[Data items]
☆ ☆ ☆ ☆ ☆

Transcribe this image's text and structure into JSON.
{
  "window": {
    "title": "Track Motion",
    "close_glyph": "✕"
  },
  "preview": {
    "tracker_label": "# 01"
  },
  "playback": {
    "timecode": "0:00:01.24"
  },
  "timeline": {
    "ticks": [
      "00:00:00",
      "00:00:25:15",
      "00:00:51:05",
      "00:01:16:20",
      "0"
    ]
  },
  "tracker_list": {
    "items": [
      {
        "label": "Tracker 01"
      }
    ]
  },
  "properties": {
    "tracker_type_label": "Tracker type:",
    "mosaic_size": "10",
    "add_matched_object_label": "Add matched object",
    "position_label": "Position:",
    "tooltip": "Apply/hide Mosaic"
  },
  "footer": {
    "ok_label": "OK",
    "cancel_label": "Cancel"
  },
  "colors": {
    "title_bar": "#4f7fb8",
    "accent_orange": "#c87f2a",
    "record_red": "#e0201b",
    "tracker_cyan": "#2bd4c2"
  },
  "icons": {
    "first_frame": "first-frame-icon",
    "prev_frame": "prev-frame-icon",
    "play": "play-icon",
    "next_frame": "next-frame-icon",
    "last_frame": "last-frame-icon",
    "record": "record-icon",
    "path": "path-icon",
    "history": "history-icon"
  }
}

☆ ☆ ☆ ☆ ☆

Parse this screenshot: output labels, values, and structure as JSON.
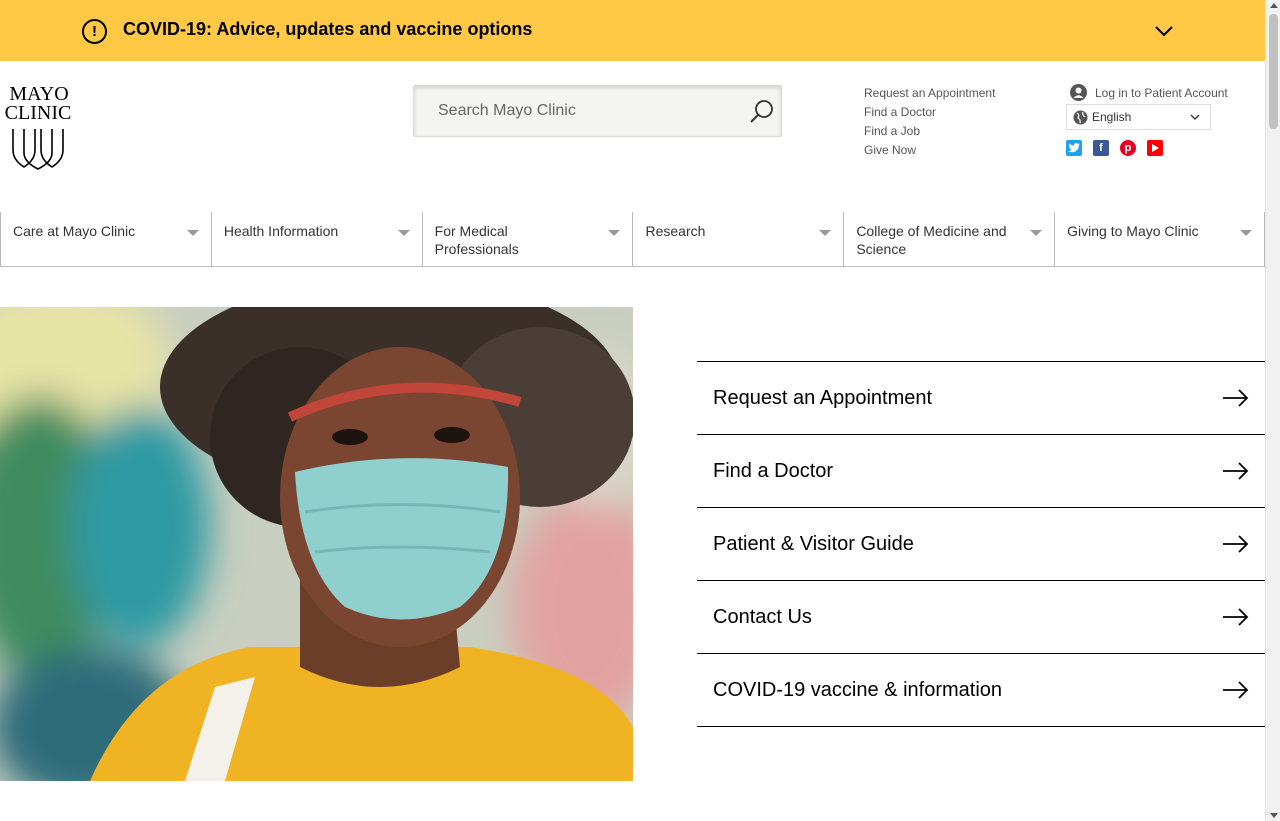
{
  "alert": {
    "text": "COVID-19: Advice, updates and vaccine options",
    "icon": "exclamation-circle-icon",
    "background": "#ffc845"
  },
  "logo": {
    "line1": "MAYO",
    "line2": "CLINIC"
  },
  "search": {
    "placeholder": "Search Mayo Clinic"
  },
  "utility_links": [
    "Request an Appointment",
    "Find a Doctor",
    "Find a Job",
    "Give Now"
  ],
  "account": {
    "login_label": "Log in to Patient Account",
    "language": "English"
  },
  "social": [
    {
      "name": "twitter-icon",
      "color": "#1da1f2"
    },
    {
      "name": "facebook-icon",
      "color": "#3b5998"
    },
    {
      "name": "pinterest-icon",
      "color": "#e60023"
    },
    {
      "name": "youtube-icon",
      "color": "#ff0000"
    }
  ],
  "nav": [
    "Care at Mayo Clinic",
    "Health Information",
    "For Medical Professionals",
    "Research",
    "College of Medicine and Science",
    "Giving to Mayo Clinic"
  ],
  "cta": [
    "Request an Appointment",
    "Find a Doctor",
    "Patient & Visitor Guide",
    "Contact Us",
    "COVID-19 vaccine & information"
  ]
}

☆ ☆ ☆ ☆ ☆

■ **TASK PROMPT**
The word "JSON" may occur in lines of the records. Report how many such lines there are, giving only the number.

■ **ANSWER TO THE TASK**
2